(STATED TASK):
Beneath this sentence is a set of records; write each of them out exactly.

-- start of SOURCE MATERIAL --

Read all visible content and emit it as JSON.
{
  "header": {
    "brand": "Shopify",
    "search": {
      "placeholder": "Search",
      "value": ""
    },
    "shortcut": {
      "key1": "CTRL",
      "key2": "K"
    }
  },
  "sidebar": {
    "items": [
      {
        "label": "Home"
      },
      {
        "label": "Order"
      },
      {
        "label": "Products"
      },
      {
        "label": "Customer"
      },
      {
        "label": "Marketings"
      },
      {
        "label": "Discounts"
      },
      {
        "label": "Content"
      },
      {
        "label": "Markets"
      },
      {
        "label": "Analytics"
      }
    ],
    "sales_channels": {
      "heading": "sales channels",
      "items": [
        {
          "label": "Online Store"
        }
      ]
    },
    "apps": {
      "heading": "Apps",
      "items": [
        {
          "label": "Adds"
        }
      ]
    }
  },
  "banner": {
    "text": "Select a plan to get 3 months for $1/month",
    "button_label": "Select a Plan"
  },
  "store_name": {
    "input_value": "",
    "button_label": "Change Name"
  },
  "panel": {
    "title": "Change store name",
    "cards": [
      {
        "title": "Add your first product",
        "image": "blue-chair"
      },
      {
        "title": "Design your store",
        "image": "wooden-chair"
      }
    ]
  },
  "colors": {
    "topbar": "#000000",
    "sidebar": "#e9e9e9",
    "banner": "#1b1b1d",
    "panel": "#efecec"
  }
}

-- end of SOURCE MATERIAL --

(SOLUTION FOR THIS PROBLEM):
Read all visible content and emit it as JSON.
{
  "header": {
    "brand": "Shopify",
    "search": {
      "placeholder": "Search",
      "value": ""
    },
    "shortcut": {
      "key1": "CTRL",
      "key2": "K"
    }
  },
  "sidebar": {
    "items": [
      {
        "label": "Home"
      },
      {
        "label": "Order"
      },
      {
        "label": "Products"
      },
      {
        "label": "Customer"
      },
      {
        "label": "Marketings"
      },
      {
        "label": "Discounts"
      },
      {
        "label": "Content"
      },
      {
        "label": "Markets"
      },
      {
        "label": "Analytics"
      }
    ],
    "sales_channels": {
      "heading": "sales channels",
      "items": [
        {
          "label": "Online Store"
        }
      ]
    },
    "apps": {
      "heading": "Apps",
      "items": [
        {
          "label": "Adds"
        }
      ]
    }
  },
  "banner": {
    "text": "Select a plan to get 3 months for $1/month",
    "button_label": "Select a Plan"
  },
  "store_name": {
    "input_value": "",
    "button_label": "Change Name"
  },
  "panel": {
    "title": "Change store name",
    "cards": [
      {
        "title": "Add your first product",
        "image": "blue-chair"
      },
      {
        "title": "Design your store",
        "image": "wooden-chair"
      }
    ]
  },
  "colors": {
    "topbar": "#000000",
    "sidebar": "#e9e9e9",
    "banner": "#1b1b1d",
    "panel": "#efecec"
  }
}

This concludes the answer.